## START EXERCISE MATERIALS

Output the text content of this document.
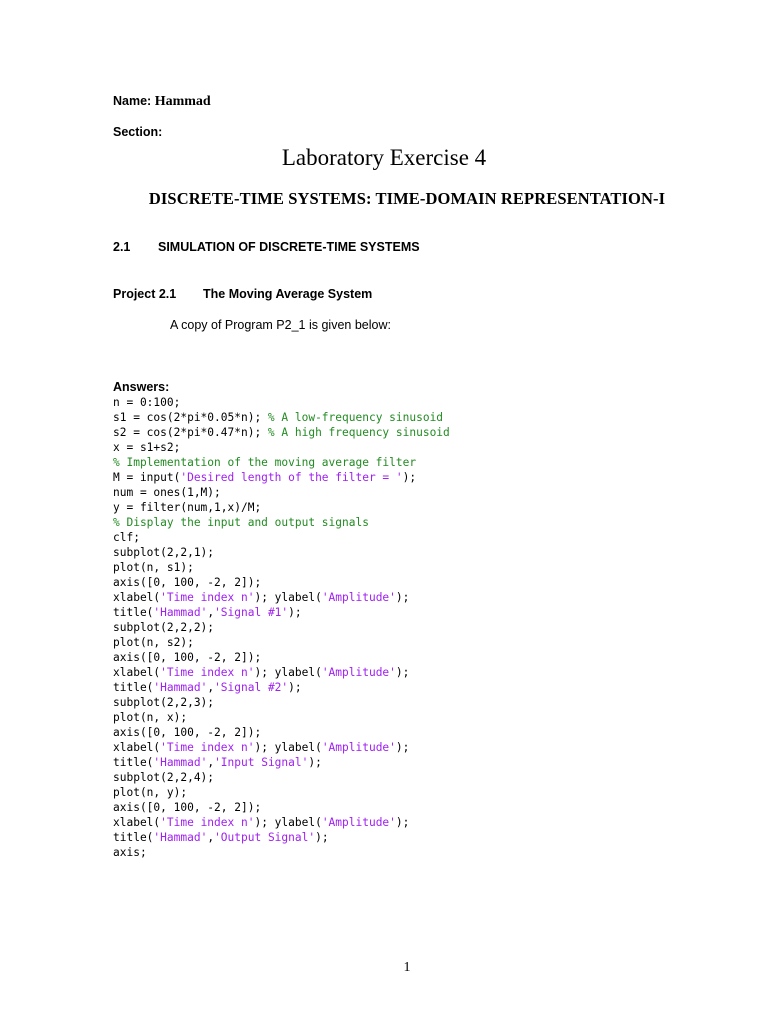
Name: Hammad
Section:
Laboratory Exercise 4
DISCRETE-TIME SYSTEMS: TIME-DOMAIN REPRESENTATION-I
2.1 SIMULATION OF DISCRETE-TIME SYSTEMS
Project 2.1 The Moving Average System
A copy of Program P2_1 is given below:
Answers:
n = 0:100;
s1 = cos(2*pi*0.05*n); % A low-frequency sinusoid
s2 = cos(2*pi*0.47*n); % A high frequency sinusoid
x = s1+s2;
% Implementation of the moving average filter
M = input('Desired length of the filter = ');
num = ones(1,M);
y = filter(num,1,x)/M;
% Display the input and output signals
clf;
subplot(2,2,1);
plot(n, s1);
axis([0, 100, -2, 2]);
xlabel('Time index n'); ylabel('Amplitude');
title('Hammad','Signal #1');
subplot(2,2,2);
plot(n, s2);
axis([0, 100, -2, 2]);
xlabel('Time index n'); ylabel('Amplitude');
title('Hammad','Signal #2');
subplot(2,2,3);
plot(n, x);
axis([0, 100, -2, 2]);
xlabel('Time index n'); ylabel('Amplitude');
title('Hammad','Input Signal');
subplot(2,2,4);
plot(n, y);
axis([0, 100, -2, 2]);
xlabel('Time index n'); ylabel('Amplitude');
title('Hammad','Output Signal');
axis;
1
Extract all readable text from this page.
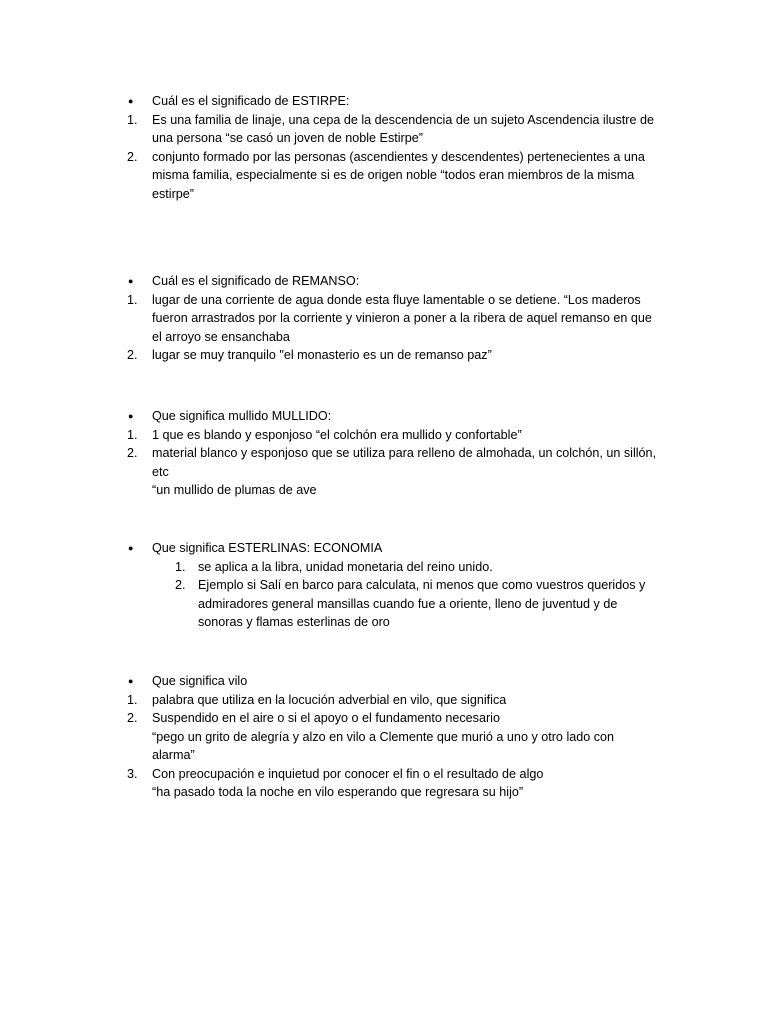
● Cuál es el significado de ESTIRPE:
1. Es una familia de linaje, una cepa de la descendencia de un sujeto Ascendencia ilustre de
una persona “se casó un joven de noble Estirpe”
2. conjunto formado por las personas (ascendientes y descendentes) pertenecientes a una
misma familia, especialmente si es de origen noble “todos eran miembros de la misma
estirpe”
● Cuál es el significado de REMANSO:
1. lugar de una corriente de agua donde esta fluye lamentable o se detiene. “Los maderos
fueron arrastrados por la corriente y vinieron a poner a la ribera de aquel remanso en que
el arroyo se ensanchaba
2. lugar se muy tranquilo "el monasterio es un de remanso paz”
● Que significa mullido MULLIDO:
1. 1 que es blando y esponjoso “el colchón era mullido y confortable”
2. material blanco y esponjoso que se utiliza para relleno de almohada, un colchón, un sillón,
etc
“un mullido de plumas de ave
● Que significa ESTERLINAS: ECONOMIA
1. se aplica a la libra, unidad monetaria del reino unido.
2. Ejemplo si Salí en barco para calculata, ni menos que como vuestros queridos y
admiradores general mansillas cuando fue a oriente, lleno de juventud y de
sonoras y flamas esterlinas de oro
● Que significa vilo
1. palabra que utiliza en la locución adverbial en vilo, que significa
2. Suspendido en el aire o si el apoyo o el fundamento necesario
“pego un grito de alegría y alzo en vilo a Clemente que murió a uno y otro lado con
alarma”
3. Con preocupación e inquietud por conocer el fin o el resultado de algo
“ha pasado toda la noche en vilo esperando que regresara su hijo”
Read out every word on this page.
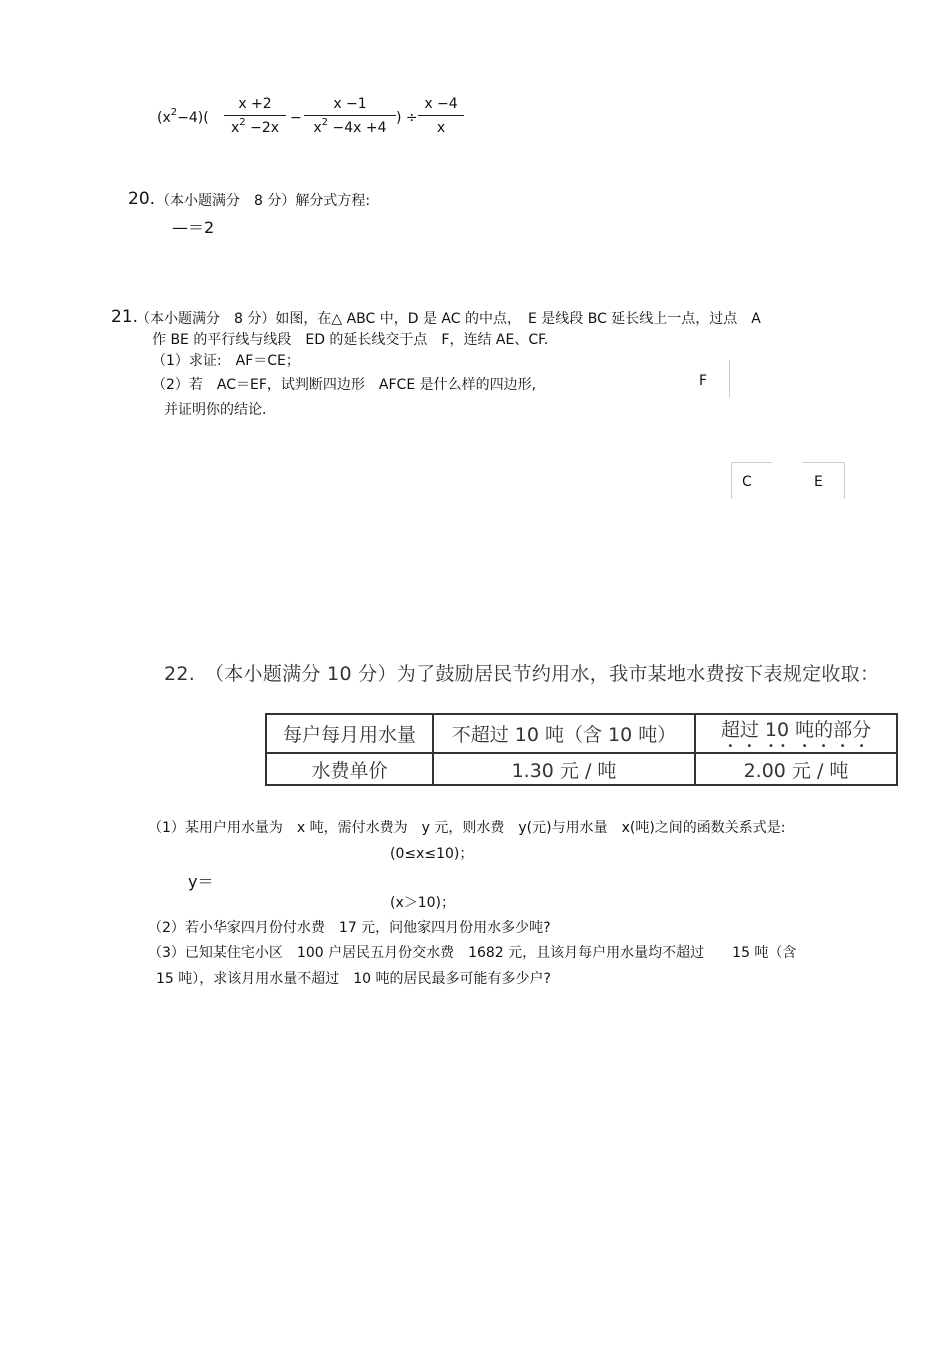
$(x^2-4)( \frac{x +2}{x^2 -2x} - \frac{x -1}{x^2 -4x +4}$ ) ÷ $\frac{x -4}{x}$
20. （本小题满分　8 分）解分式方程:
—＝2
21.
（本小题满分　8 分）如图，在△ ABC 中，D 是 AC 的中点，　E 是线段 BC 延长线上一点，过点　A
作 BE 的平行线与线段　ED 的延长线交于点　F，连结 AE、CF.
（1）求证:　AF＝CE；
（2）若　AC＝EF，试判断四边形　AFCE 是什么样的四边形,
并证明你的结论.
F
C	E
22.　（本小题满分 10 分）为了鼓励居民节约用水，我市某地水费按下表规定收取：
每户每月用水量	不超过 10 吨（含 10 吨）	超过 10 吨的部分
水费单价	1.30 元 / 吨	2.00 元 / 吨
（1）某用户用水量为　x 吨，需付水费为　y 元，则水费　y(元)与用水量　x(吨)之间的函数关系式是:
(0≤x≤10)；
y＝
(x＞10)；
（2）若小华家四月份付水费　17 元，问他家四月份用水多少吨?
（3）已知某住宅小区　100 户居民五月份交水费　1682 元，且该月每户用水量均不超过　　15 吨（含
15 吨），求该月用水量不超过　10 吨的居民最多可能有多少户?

## END EXERCISE MATERIALS

- DIRECTION
Exclude every picture and copy the remaining data exactly.

- FINISHED ANSWER
Output the text content of this document.
Name: Hammad
Section:
Laboratory Exercise 4
DISCRETE-TIME SYSTEMS: TIME-DOMAIN REPRESENTATION-I
2.1 SIMULATION OF DISCRETE-TIME SYSTEMS
Project 2.1 The Moving Average System
A copy of Program P2_1 is given below:
Answers:
n = 0:100;
s1 = cos(2*pi*0.05*n); % A low-frequency sinusoid
s2 = cos(2*pi*0.47*n); % A high frequency sinusoid
x = s1+s2;
% Implementation of the moving average filter
M = input('Desired length of the filter = ');
num = ones(1,M);
y = filter(num,1,x)/M;
% Display the input and output signals
clf;
subplot(2,2,1);
plot(n, s1);
axis([0, 100, -2, 2]);
xlabel('Time index n'); ylabel('Amplitude');
title('Hammad','Signal #1');
subplot(2,2,2);
plot(n, s2);
axis([0, 100, -2, 2]);
xlabel('Time index n'); ylabel('Amplitude');
title('Hammad','Signal #2');
subplot(2,2,3);
plot(n, x);
axis([0, 100, -2, 2]);
xlabel('Time index n'); ylabel('Amplitude');
title('Hammad','Input Signal');
subplot(2,2,4);
plot(n, y);
axis([0, 100, -2, 2]);
xlabel('Time index n'); ylabel('Amplitude');
title('Hammad','Output Signal');
axis;
1
Extract all readable text from this page.
● Cuál es el significado de ESTIRPE:
1. Es una familia de linaje, una cepa de la descendencia de un sujeto Ascendencia ilustre de
una persona “se casó un joven de noble Estirpe”
2. conjunto formado por las personas (ascendientes y descendentes) pertenecientes a una
misma familia, especialmente si es de origen noble “todos eran miembros de la misma
estirpe”
● Cuál es el significado de REMANSO:
1. lugar de una corriente de agua donde esta fluye lamentable o se detiene. “Los maderos
fueron arrastrados por la corriente y vinieron a poner a la ribera de aquel remanso en que
el arroyo se ensanchaba
2. lugar se muy tranquilo "el monasterio es un de remanso paz”
● Que significa mullido MULLIDO:
1. 1 que es blando y esponjoso “el colchón era mullido y confortable”
2. material blanco y esponjoso que se utiliza para relleno de almohada, un colchón, un sillón,
etc
“un mullido de plumas de ave
● Que significa ESTERLINAS: ECONOMIA
1. se aplica a la libra, unidad monetaria del reino unido.
2. Ejemplo si Salí en barco para calculata, ni menos que como vuestros queridos y
admiradores general mansillas cuando fue a oriente, lleno de juventud y de
sonoras y flamas esterlinas de oro
● Que significa vilo
1. palabra que utiliza en la locución adverbial en vilo, que significa
2. Suspendido en el aire o si el apoyo o el fundamento necesario
“pego un grito de alegría y alzo en vilo a Clemente que murió a uno y otro lado con
alarma”
3. Con preocupación e inquietud por conocer el fin o el resultado de algo
“ha pasado toda la noche en vilo esperando que regresara su hijo”
Read out every word on this page.
$(x^2-4)( \frac{x +2}{x^2 -2x} - \frac{x -1}{x^2 -4x +4}$ ) ÷ $\frac{x -4}{x}$
20. （本小题满分　8 分）解分式方程:
—＝2
21.
（本小题满分　8 分）如图，在△ ABC 中，D 是 AC 的中点，　E 是线段 BC 延长线上一点，过点　A
作 BE 的平行线与线段　ED 的延长线交于点　F，连结 AE、CF.
（1）求证:　AF＝CE；
（2）若　AC＝EF，试判断四边形　AFCE 是什么样的四边形,
并证明你的结论.
F
C	E
22.　（本小题满分 10 分）为了鼓励居民节约用水，我市某地水费按下表规定收取：
每户每月用水量	不超过 10 吨（含 10 吨）	超过 10 吨的部分
水费单价	1.30 元 / 吨	2.00 元 / 吨
（1）某用户用水量为　x 吨，需付水费为　y 元，则水费　y(元)与用水量　x(吨)之间的函数关系式是:
(0≤x≤10)；
y＝
(x＞10)；
（2）若小华家四月份付水费　17 元，问他家四月份用水多少吨?
（3）已知某住宅小区　100 户居民五月份交水费　1682 元，且该月每户用水量均不超过　　15 吨（含
15 吨），求该月用水量不超过　10 吨的居民最多可能有多少户?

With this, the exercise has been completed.